- TASK DIRECTIONS
Reproduce the Brave CF 96 event description in full, word for word.
─── SOURCE DOCUMENT
Brave CF 96 was a mixed martial arts event held by Brave Combat Federation on June 7, 2025, at the Hala Tivoli in Ljubljana, Slovenia.

===Background===
The event marked the promotion's fifth visit to Ljubljana and first since Brave CF 88 in September 2024. This event also held in association with leading regional promotion WFC.

A Brave CF Middleweight Championship bout between a current Brave CF Light Heavyweight Champion Erko Jun and former champion (also former Light Heavyweight Champion) Mohammad Fakhreddine headlined the event.

A Brave CF Bantamweight Championship bout between current champion Nicholas Hwende and Borislav Nikolić served as co-main event.

===Results===

Main card (YouTube)
──────
─── EXTRACTED INFORMATION
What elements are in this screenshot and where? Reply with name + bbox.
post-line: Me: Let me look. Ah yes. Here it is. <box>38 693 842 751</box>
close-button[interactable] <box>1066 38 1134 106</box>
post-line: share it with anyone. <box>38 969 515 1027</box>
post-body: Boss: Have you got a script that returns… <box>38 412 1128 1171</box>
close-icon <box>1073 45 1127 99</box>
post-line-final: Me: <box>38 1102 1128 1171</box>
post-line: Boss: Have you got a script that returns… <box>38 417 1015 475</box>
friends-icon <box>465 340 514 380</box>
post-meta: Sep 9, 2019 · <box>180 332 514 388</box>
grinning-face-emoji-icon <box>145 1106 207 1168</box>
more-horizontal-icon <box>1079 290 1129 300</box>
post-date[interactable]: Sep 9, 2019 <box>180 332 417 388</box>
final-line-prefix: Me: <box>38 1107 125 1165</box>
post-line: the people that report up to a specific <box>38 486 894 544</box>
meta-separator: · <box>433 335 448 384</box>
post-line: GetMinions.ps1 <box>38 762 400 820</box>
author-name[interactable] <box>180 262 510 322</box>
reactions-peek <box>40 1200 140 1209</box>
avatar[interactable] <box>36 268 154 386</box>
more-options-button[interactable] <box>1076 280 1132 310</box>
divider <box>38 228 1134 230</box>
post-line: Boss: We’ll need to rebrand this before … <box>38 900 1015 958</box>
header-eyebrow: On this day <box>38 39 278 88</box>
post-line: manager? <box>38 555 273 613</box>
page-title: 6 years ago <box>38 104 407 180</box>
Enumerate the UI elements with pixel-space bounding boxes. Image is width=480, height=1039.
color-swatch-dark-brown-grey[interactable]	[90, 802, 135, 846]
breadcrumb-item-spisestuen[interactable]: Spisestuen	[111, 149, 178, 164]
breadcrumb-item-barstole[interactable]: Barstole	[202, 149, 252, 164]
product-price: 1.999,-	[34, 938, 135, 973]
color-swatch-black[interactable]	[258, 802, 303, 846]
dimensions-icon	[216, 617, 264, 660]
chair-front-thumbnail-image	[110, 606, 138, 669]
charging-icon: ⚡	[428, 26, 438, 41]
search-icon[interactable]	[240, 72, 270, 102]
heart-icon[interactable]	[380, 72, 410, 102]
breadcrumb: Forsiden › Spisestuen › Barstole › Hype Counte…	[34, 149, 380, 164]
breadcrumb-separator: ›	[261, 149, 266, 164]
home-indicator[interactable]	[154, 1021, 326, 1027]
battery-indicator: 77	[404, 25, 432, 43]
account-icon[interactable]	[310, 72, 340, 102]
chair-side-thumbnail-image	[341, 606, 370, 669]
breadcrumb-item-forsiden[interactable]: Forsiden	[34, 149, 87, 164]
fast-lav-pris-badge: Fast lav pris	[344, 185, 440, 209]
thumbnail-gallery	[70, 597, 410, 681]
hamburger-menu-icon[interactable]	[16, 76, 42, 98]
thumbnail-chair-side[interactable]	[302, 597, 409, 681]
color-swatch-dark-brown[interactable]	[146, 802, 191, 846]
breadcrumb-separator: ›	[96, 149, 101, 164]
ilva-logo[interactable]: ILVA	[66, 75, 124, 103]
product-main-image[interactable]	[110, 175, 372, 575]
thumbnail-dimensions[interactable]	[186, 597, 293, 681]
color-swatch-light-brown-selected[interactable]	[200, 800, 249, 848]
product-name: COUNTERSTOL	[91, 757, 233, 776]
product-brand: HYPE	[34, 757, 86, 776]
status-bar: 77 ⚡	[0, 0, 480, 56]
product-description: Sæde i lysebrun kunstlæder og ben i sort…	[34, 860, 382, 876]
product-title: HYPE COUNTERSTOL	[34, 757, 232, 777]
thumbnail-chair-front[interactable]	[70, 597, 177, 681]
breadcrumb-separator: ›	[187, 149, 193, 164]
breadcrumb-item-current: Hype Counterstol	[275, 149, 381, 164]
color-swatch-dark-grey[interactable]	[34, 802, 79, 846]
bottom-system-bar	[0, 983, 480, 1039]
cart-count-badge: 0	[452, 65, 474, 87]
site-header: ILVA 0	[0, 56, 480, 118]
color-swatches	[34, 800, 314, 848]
──────
- REPLY
Brave CF 96 was a mixed martial arts event held by Brave Combat Federation on June 7, 2025, at the Hala Tivoli in Ljubljana, Slovenia.

===Background===
The event marked the promotion's fifth visit to Ljubljana and first since Brave CF 88 in September 2024. This event also held in association with leading regional promotion WFC.

A Brave CF Middleweight Championship bout between a current Brave CF Light Heavyweight Champion Erko Jun and former champion (also former Light Heavyweight Champion) Mohammad Fakhreddine headlined the event.

A Brave CF Bantamweight Championship bout between current champion Nicholas Hwende and Borislav Nikolić served as co-main event.

===Results===

Main card (YouTube)